(Data items)

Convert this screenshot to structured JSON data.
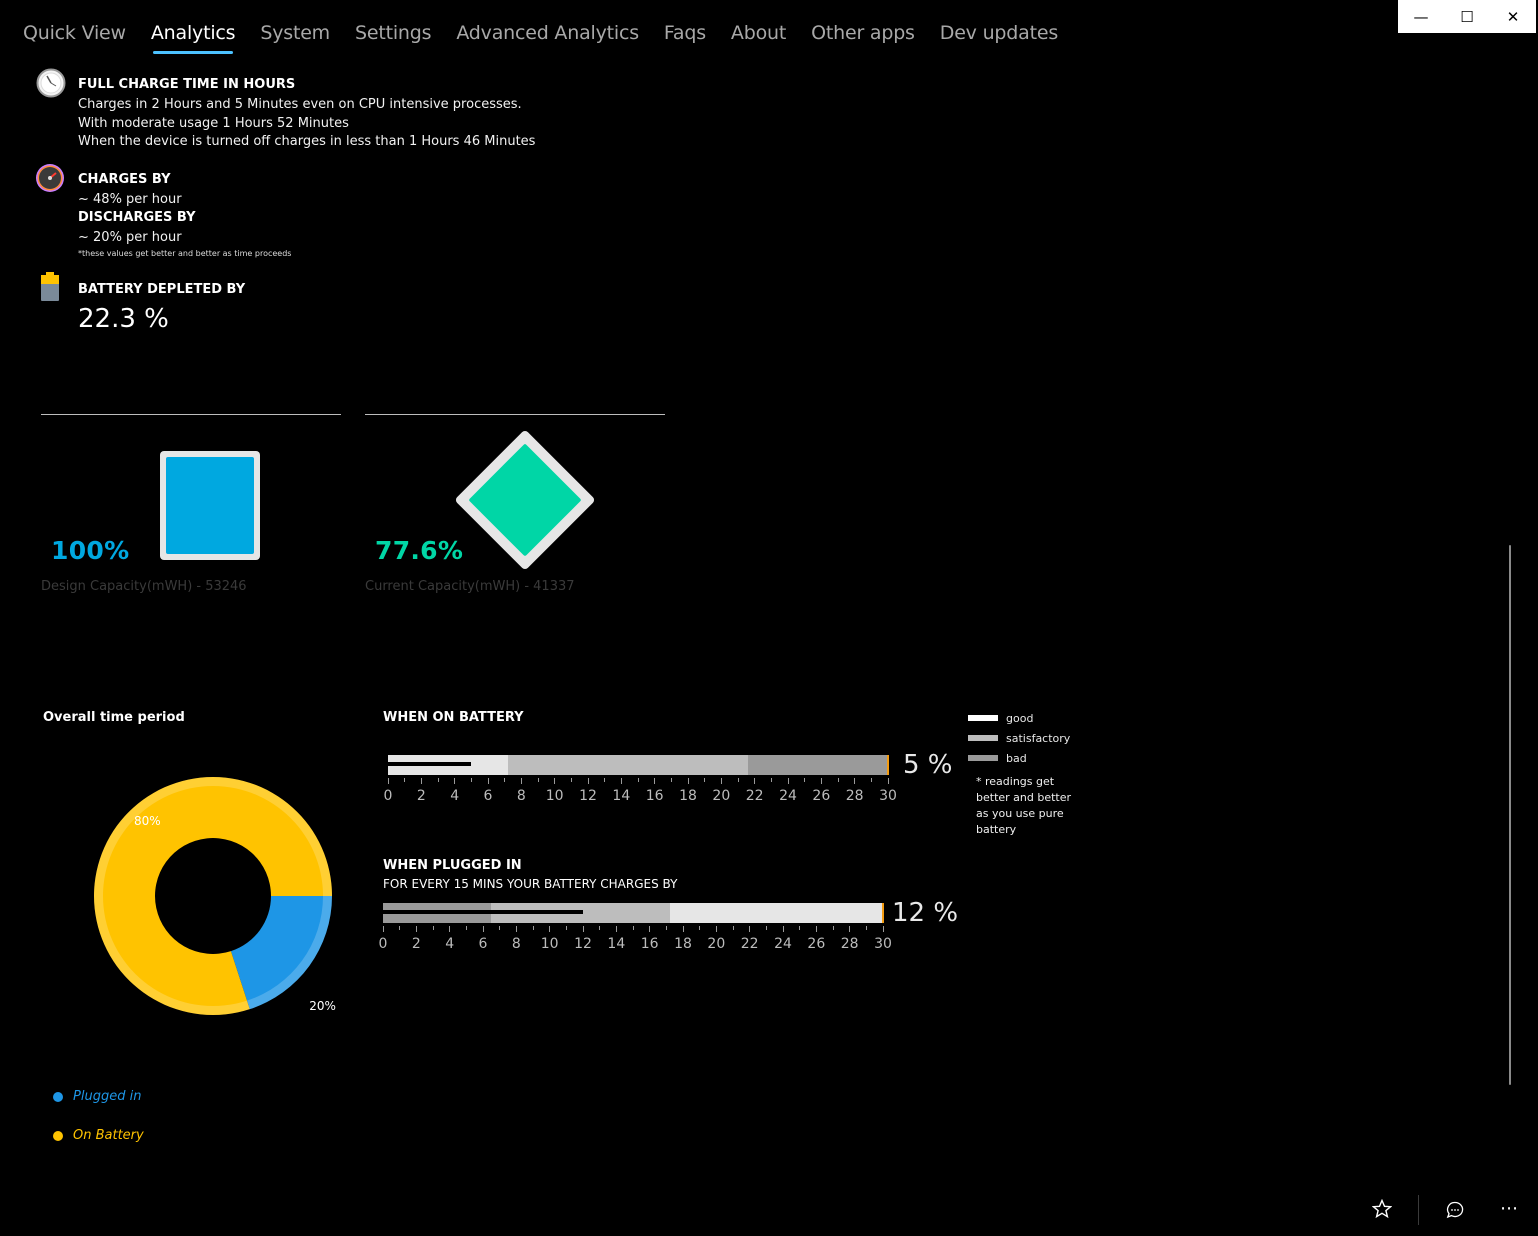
{
  "window": {
    "minimize_glyph": "—",
    "maximize_glyph": "☐",
    "close_glyph": "✕"
  },
  "nav": {
    "tabs": [
      {
        "label": "Quick View"
      },
      {
        "label": "Analytics"
      },
      {
        "label": "System"
      },
      {
        "label": "Settings"
      },
      {
        "label": "Advanced Analytics"
      },
      {
        "label": "Faqs"
      },
      {
        "label": "About"
      },
      {
        "label": "Other apps"
      },
      {
        "label": "Dev updates"
      }
    ],
    "active_index": 1
  },
  "full_charge": {
    "icon": "clock-icon",
    "title": "FULL CHARGE TIME IN HOURS",
    "line1": "Charges in 2 Hours and 5 Minutes even on CPU intensive processes.",
    "line2": "With moderate usage 1 Hours 52 Minutes",
    "line3": "When the device is turned off charges in less than 1 Hours 46 Minutes"
  },
  "rates": {
    "icon": "speedometer-icon",
    "charges_title": "CHARGES  BY",
    "charges_value": "~ 48% per hour",
    "discharges_title": "DISCHARGES  BY",
    "discharges_value": "~ 20% per hour",
    "note": "*these values get better and better as time proceeds"
  },
  "depleted": {
    "icon": "battery-icon",
    "title": "BATTERY DEPLETED BY",
    "value": "22.3 %"
  },
  "capacity": {
    "design": {
      "percent": "100%",
      "label": "Design Capacity(mWH) - 53246",
      "color": "#00a8e0",
      "fill": 1.0
    },
    "current": {
      "percent": "77.6%",
      "label": "Current Capacity(mWH) - 41337",
      "color": "#00d6a6",
      "fill": 0.776
    }
  },
  "overall": {
    "title": "Overall time period",
    "chart_data": {
      "type": "pie",
      "categories": [
        "Plugged in",
        "On Battery"
      ],
      "values": [
        20,
        80
      ],
      "data_labels": [
        "20%",
        "80%"
      ],
      "colors": [
        "#1e96e6",
        "#ffc300"
      ],
      "legend_position": "bottom-left"
    },
    "legend": [
      {
        "label": "Plugged in",
        "color": "#1e96e6"
      },
      {
        "label": "On Battery",
        "color": "#ffc300"
      }
    ]
  },
  "on_battery": {
    "title": "WHEN ON BATTERY",
    "value_label": "5 %",
    "chart_data": {
      "type": "bar",
      "ranges": [
        {
          "name": "good",
          "from": 0,
          "to": 7.2
        },
        {
          "name": "satisfactory",
          "from": 7.2,
          "to": 21.6
        },
        {
          "name": "bad",
          "from": 21.6,
          "to": 30
        }
      ],
      "value": 5,
      "xlim": [
        0,
        30
      ],
      "ticks": [
        "0",
        "2",
        "4",
        "6",
        "8",
        "10",
        "12",
        "14",
        "16",
        "18",
        "20",
        "22",
        "24",
        "26",
        "28",
        "30"
      ]
    }
  },
  "plugged_in": {
    "title": "WHEN PLUGGED IN",
    "subtitle": "FOR EVERY 15 MINS YOUR BATTERY CHARGES BY",
    "value_label": "12 %",
    "chart_data": {
      "type": "bar",
      "ranges": [
        {
          "name": "bad",
          "from": 0,
          "to": 6.5
        },
        {
          "name": "satisfactory",
          "from": 6.5,
          "to": 17.2
        },
        {
          "name": "good",
          "from": 17.2,
          "to": 30
        }
      ],
      "value": 12,
      "xlim": [
        0,
        30
      ],
      "ticks": [
        "0",
        "2",
        "4",
        "6",
        "8",
        "10",
        "12",
        "14",
        "16",
        "18",
        "20",
        "22",
        "24",
        "26",
        "28",
        "30"
      ]
    }
  },
  "key": {
    "items": [
      {
        "label": "good",
        "color": "#ffffff"
      },
      {
        "label": "satisfactory",
        "color": "#bdbdbd"
      },
      {
        "label": "bad",
        "color": "#9a9a9a"
      }
    ],
    "note": "* readings get better and better as you use pure battery"
  },
  "colors": {
    "good": "#e6e6e6",
    "satisfactory": "#bdbdbd",
    "bad": "#9a9a9a",
    "marker": "#f39c12"
  },
  "footer": {
    "favorite_icon": "star-icon",
    "feedback_icon": "chat-icon",
    "more_icon": "more-icon"
  }
}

* What to do:
Without the pictures, repeat all the records word for word.

* The output:
Convert this screenshot to structured JSON data.
{
  "window": {
    "minimize_glyph": "—",
    "maximize_glyph": "☐",
    "close_glyph": "✕"
  },
  "nav": {
    "tabs": [
      {
        "label": "Quick View"
      },
      {
        "label": "Analytics"
      },
      {
        "label": "System"
      },
      {
        "label": "Settings"
      },
      {
        "label": "Advanced Analytics"
      },
      {
        "label": "Faqs"
      },
      {
        "label": "About"
      },
      {
        "label": "Other apps"
      },
      {
        "label": "Dev updates"
      }
    ],
    "active_index": 1
  },
  "full_charge": {
    "icon": "clock-icon",
    "title": "FULL CHARGE TIME IN HOURS",
    "line1": "Charges in 2 Hours and 5 Minutes even on CPU intensive processes.",
    "line2": "With moderate usage 1 Hours 52 Minutes",
    "line3": "When the device is turned off charges in less than 1 Hours 46 Minutes"
  },
  "rates": {
    "icon": "speedometer-icon",
    "charges_title": "CHARGES  BY",
    "charges_value": "~ 48% per hour",
    "discharges_title": "DISCHARGES  BY",
    "discharges_value": "~ 20% per hour",
    "note": "*these values get better and better as time proceeds"
  },
  "depleted": {
    "icon": "battery-icon",
    "title": "BATTERY DEPLETED BY",
    "value": "22.3 %"
  },
  "capacity": {
    "design": {
      "percent": "100%",
      "label": "Design Capacity(mWH) - 53246",
      "color": "#00a8e0",
      "fill": 1.0
    },
    "current": {
      "percent": "77.6%",
      "label": "Current Capacity(mWH) - 41337",
      "color": "#00d6a6",
      "fill": 0.776
    }
  },
  "overall": {
    "title": "Overall time period",
    "chart_data": {
      "type": "pie",
      "categories": [
        "Plugged in",
        "On Battery"
      ],
      "values": [
        20,
        80
      ],
      "data_labels": [
        "20%",
        "80%"
      ],
      "colors": [
        "#1e96e6",
        "#ffc300"
      ],
      "legend_position": "bottom-left"
    },
    "legend": [
      {
        "label": "Plugged in",
        "color": "#1e96e6"
      },
      {
        "label": "On Battery",
        "color": "#ffc300"
      }
    ]
  },
  "on_battery": {
    "title": "WHEN ON BATTERY",
    "value_label": "5 %",
    "chart_data": {
      "type": "bar",
      "ranges": [
        {
          "name": "good",
          "from": 0,
          "to": 7.2
        },
        {
          "name": "satisfactory",
          "from": 7.2,
          "to": 21.6
        },
        {
          "name": "bad",
          "from": 21.6,
          "to": 30
        }
      ],
      "value": 5,
      "xlim": [
        0,
        30
      ],
      "ticks": [
        "0",
        "2",
        "4",
        "6",
        "8",
        "10",
        "12",
        "14",
        "16",
        "18",
        "20",
        "22",
        "24",
        "26",
        "28",
        "30"
      ]
    }
  },
  "plugged_in": {
    "title": "WHEN PLUGGED IN",
    "subtitle": "FOR EVERY 15 MINS YOUR BATTERY CHARGES BY",
    "value_label": "12 %",
    "chart_data": {
      "type": "bar",
      "ranges": [
        {
          "name": "bad",
          "from": 0,
          "to": 6.5
        },
        {
          "name": "satisfactory",
          "from": 6.5,
          "to": 17.2
        },
        {
          "name": "good",
          "from": 17.2,
          "to": 30
        }
      ],
      "value": 12,
      "xlim": [
        0,
        30
      ],
      "ticks": [
        "0",
        "2",
        "4",
        "6",
        "8",
        "10",
        "12",
        "14",
        "16",
        "18",
        "20",
        "22",
        "24",
        "26",
        "28",
        "30"
      ]
    }
  },
  "key": {
    "items": [
      {
        "label": "good",
        "color": "#ffffff"
      },
      {
        "label": "satisfactory",
        "color": "#bdbdbd"
      },
      {
        "label": "bad",
        "color": "#9a9a9a"
      }
    ],
    "note": "* readings get better and better as you use pure battery"
  },
  "colors": {
    "good": "#e6e6e6",
    "satisfactory": "#bdbdbd",
    "bad": "#9a9a9a",
    "marker": "#f39c12"
  },
  "footer": {
    "favorite_icon": "star-icon",
    "feedback_icon": "chat-icon",
    "more_icon": "more-icon"
  }
}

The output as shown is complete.